[Provided records]
============

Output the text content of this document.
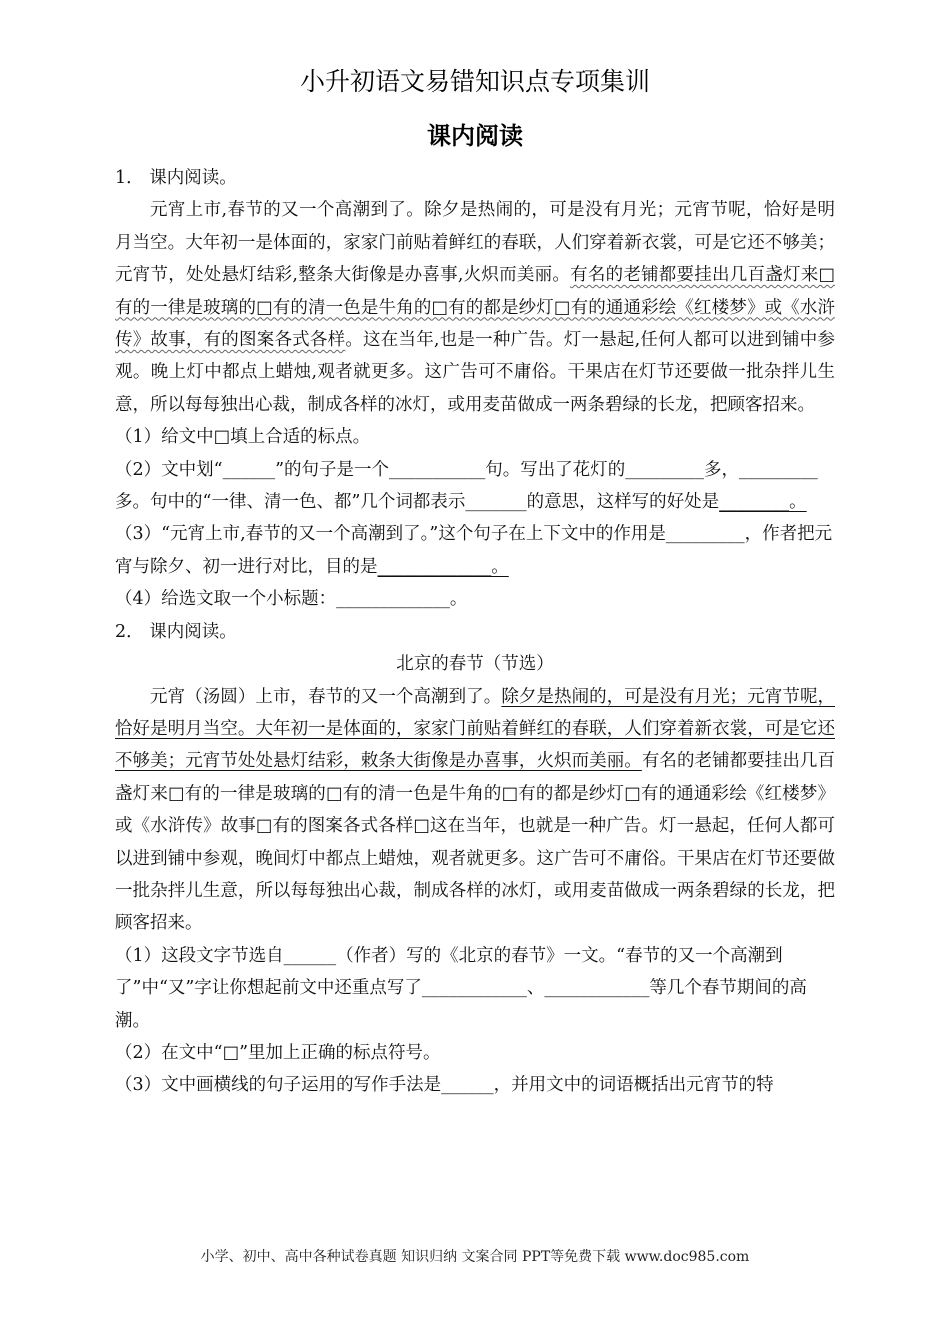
小升初语文易错知识点专项集训
课内阅读

1． 课内阅读。

元宵上市,春节的又一个高潮到了。除夕是热闹的，可是没有月光；元宵节呢，恰好是明月当空。大年初一是体面的，家家门前贴着鲜红的春联，人们穿着新衣裳，可是它还不够美；元宵节，处处悬灯结彩,整条大街像是办喜事,火炽而美丽。有名的老铺都要挂出几百盏灯来□有的一律是玻璃的□有的清一色是牛角的□有的都是纱灯□有的通通彩绘《红楼梦》或《水浒传》故事，有的图案各式各样。这在当年,也是一种广告。灯一悬起,任何人都可以进到铺中参观。晚上灯中都点上蜡烛,观者就更多。这广告可不庸俗。干果店在灯节还要做一批杂拌儿生意，所以每每独出心裁，制成各样的冰灯，或用麦苗做成一两条碧绿的长龙，把顾客招来。

（1）给文中□填上合适的标点。

（2）文中划“______”的句子是一个___________句。写出了花灯的_________多，_________多。句中的“一律、清一色、都”几个词都表示_______的意思，这样写的好处是________。

（3）“元宵上市,春节的又一个高潮到了。”这个句子在上下文中的作用是_________，作者把元宵与除夕、初一进行对比，目的是_____________。

（4）给选文取一个小标题：_____________。

2． 课内阅读。

北京的春节（节选）

元宵（汤圆）上市，春节的又一个高潮到了。除夕是热闹的，可是没有月光；元宵节呢，恰好是明月当空。大年初一是体面的，家家门前贴着鲜红的春联，人们穿着新衣裳，可是它还不够美；元宵节处处悬灯结彩，敕条大街像是办喜事，火炽而美丽。有名的老铺都要挂出几百盏灯来□有的一律是玻璃的□有的清一色是牛角的□有的都是纱灯□有的通通彩绘《红楼梦》或《水浒传》故事□有的图案各式各样□这在当年，也就是一种广告。灯一悬起，任何人都可以进到铺中参观，晚间灯中都点上蜡烛，观者就更多。这广告可不庸俗。干果店在灯节还要做一批杂拌儿生意，所以每每独出心裁，制成各样的冰灯，或用麦苗做成一两条碧绿的长龙，把顾客招来。

（1）这段文字节选自______（作者）写的《北京的春节》一文。“春节的又一个高潮到了”中“又”字让你想起前文中还重点写了____________、____________等几个春节期间的高潮。

（2）在文中“□”里加上正确的标点符号。

（3）文中画横线的句子运用的写作手法是______，并用文中的词语概括出元宵节的特

小学、初中、高中各种试卷真题 知识归纳 文案合同 PPT等免费下载 www.doc985.com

============

[To do] Of all the lines in the entries, how many contain the word "北京的春节"? Give only the number.

[Answer to the exercise] 2